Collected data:
============

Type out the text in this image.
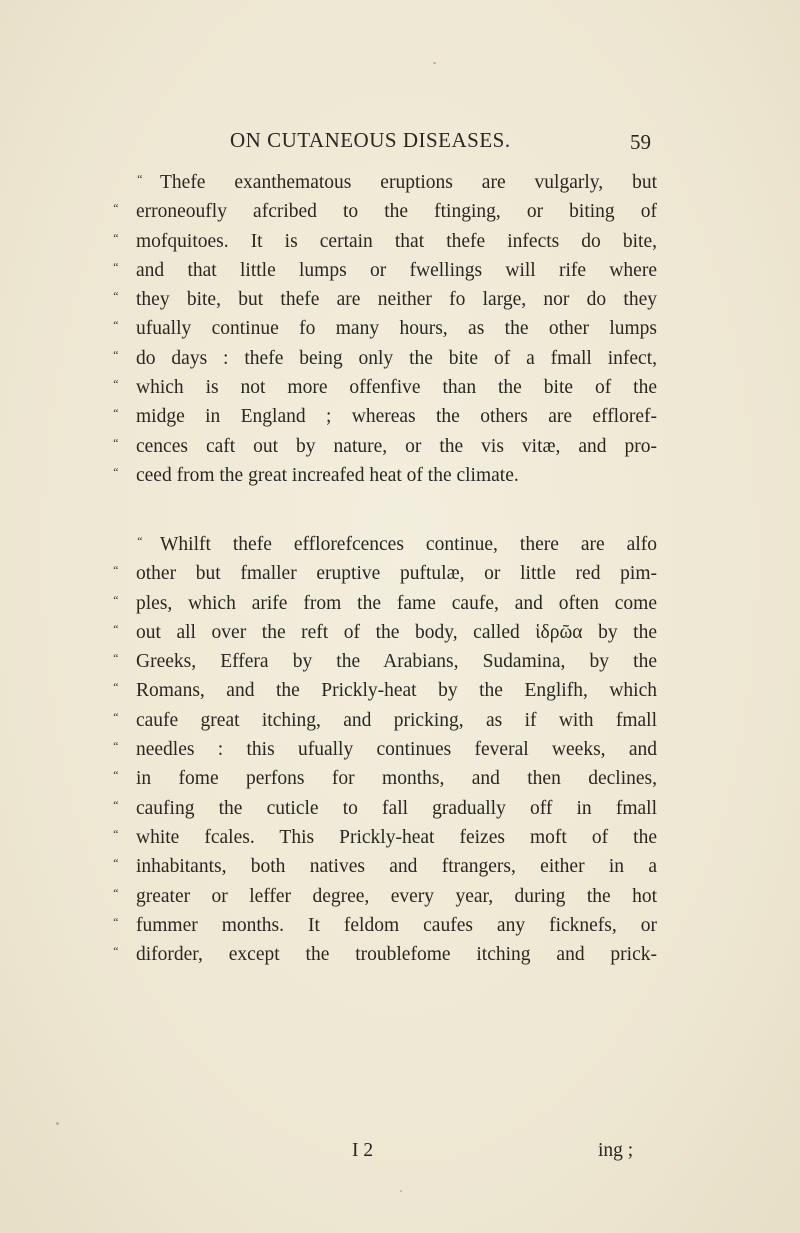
ON CUTANEOUS DISEASES.	59
“ Thefe exanthematous eruptions are vulgarly, but
“ erroneoufly afcribed to the ftinging, or biting of
“ mofquitoes. It is certain that thefe infects do bite,
“ and that little lumps or fwellings will rife where
“ they bite, but thefe are neither fo large, nor do they
“ ufually continue fo many hours, as the other lumps
“ do days : thefe being only the bite of a fmall infect,
“ which is not more offenfive than the bite of the
“ midge in England ; whereas the others are effloref-
“ cences caft out by nature, or the vis vitæ, and pro-
“ ceed from the great increafed heat of the climate.
“ Whilft thefe efflorefcences continue, there are alfo
“ other but fmaller eruptive puftulæ, or little red pim-
“ ples, which arife from the fame caufe, and often come
“ out all over the reft of the body, called ἱδρῶα by the
“ Greeks, Effera by the Arabians, Sudamina, by the
“ Romans, and the Prickly-heat by the Englifh, which
“ caufe great itching, and pricking, as if with fmall
“ needles : this ufually continues feveral weeks, and
“ in fome perfons for months, and then declines,
“ caufing the cuticle to fall gradually off in fmall
“ white fcales. This Prickly-heat feizes moft of the
“ inhabitants, both natives and ftrangers, either in a
“ greater or leffer degree, every year, during the hot
“ fummer months. It feldom caufes any ficknefs, or
“ diforder, except the troublefome itching and prick-
I 2	ing ;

============

### Work to be completed
Answer with one number: how many lines of the entries above include the word "months".

### Exercise response
2